> [DATASET RECORDS]
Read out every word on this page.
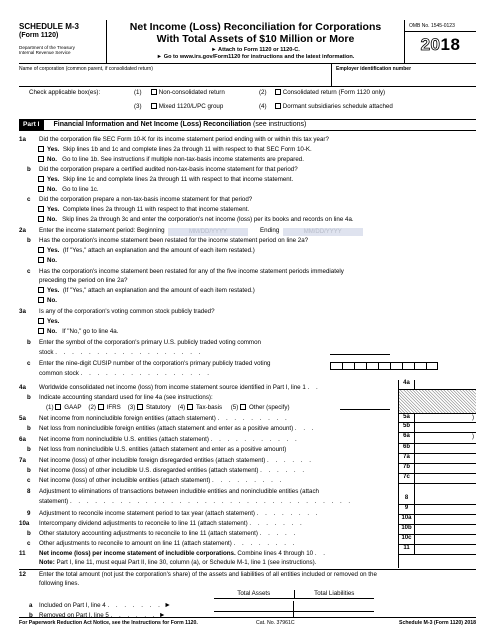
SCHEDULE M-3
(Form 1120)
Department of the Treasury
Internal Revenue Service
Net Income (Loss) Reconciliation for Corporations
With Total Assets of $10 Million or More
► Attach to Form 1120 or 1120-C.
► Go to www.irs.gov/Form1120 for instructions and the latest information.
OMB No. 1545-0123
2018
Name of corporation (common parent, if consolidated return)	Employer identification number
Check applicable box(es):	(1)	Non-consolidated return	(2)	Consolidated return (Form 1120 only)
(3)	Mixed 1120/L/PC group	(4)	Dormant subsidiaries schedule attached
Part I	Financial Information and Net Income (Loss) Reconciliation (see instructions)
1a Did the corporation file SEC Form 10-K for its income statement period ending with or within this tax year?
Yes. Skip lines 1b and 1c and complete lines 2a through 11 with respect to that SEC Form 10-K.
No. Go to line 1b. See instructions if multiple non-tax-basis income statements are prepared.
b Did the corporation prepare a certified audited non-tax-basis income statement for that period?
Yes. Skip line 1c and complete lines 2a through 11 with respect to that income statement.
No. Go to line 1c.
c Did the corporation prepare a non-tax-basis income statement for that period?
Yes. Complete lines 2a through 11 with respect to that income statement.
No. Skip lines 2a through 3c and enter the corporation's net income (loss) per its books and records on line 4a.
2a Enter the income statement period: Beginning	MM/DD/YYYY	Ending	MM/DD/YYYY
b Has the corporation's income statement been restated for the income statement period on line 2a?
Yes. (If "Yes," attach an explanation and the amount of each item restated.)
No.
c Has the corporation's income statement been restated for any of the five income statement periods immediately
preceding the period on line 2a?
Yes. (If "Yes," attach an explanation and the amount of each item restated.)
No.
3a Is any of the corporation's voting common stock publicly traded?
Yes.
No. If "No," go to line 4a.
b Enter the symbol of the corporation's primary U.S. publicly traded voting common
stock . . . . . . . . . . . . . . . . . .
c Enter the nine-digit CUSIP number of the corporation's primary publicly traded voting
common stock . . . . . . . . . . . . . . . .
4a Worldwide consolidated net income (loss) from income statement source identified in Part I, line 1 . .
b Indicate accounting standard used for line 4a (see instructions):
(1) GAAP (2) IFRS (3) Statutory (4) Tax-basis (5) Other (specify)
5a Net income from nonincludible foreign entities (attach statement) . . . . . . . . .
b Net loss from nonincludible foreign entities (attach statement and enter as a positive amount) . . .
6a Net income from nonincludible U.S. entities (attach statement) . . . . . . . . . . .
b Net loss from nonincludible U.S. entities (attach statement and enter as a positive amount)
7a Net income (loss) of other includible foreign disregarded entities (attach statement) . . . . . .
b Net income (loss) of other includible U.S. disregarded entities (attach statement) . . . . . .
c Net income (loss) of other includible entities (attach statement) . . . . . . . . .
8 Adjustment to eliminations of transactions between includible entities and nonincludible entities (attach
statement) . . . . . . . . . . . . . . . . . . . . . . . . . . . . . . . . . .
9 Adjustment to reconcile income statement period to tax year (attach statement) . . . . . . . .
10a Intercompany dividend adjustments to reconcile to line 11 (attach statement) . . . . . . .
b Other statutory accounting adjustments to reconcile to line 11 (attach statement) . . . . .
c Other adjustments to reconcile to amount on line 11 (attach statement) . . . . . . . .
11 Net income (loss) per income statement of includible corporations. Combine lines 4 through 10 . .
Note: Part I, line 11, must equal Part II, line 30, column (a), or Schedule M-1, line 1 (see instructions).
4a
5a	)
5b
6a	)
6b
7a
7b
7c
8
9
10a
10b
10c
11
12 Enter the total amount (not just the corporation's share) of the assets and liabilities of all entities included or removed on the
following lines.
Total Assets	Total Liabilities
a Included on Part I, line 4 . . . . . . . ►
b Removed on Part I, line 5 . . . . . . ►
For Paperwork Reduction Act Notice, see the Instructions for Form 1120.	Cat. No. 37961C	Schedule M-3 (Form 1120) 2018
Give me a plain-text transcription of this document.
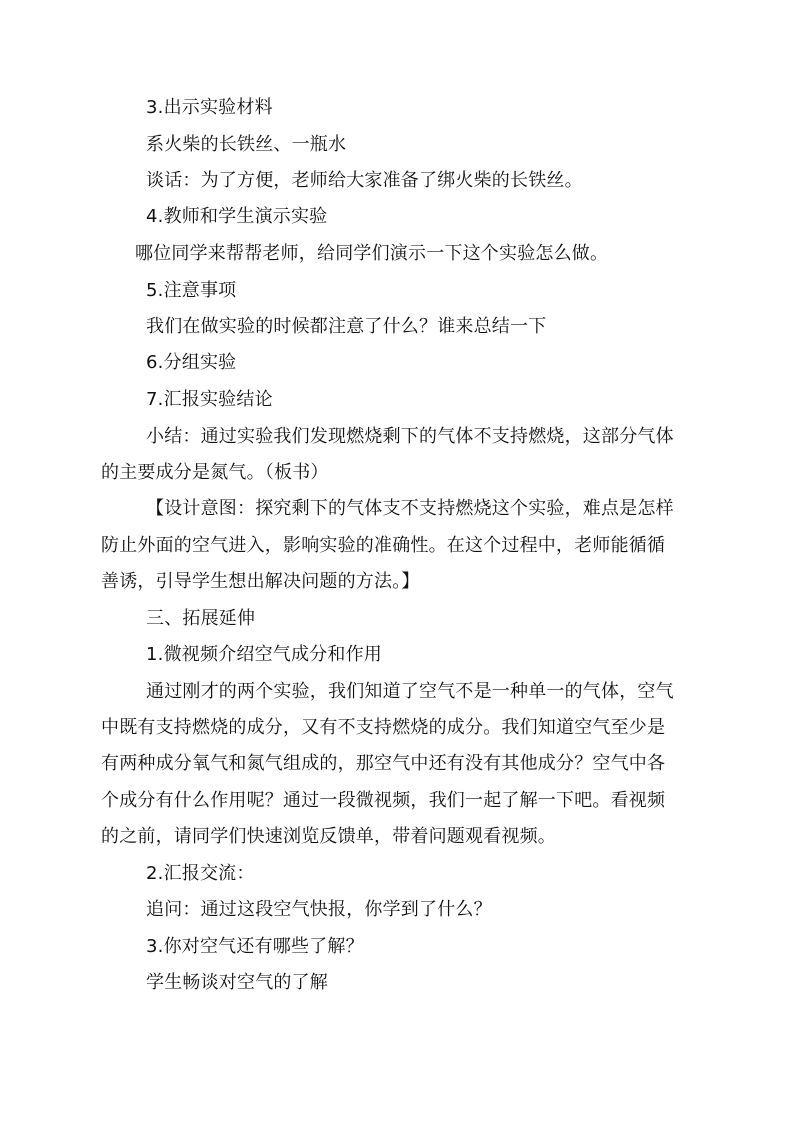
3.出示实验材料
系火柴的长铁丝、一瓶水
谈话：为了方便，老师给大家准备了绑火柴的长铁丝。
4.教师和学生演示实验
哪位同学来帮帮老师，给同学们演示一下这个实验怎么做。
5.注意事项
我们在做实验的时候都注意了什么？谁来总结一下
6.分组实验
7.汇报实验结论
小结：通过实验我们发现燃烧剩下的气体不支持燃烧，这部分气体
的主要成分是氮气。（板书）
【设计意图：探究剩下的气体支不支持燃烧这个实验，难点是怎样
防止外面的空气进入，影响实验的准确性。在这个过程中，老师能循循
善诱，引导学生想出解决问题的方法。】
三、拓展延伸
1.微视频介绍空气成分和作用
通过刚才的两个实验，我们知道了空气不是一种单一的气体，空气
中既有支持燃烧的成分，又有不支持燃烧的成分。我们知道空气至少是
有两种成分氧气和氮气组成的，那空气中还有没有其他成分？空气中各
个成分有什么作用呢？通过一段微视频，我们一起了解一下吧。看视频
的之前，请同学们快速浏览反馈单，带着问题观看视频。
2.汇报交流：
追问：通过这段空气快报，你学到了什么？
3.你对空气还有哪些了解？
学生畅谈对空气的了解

> [GOAL] Copy only the lines running from the one that holds "Give me a plain-text" through the last line of the data, and include both of those lines. Do not copy any pictures.

> [WORKED SOLUTION]
Give me a plain-text transcription of this document.
3.出示实验材料
系火柴的长铁丝、一瓶水
谈话：为了方便，老师给大家准备了绑火柴的长铁丝。
4.教师和学生演示实验
哪位同学来帮帮老师，给同学们演示一下这个实验怎么做。
5.注意事项
我们在做实验的时候都注意了什么？谁来总结一下
6.分组实验
7.汇报实验结论
小结：通过实验我们发现燃烧剩下的气体不支持燃烧，这部分气体
的主要成分是氮气。（板书）
【设计意图：探究剩下的气体支不支持燃烧这个实验，难点是怎样
防止外面的空气进入，影响实验的准确性。在这个过程中，老师能循循
善诱，引导学生想出解决问题的方法。】
三、拓展延伸
1.微视频介绍空气成分和作用
通过刚才的两个实验，我们知道了空气不是一种单一的气体，空气
中既有支持燃烧的成分，又有不支持燃烧的成分。我们知道空气至少是
有两种成分氧气和氮气组成的，那空气中还有没有其他成分？空气中各
个成分有什么作用呢？通过一段微视频，我们一起了解一下吧。看视频
的之前，请同学们快速浏览反馈单，带着问题观看视频。
2.汇报交流：
追问：通过这段空气快报，你学到了什么？
3.你对空气还有哪些了解？
学生畅谈对空气的了解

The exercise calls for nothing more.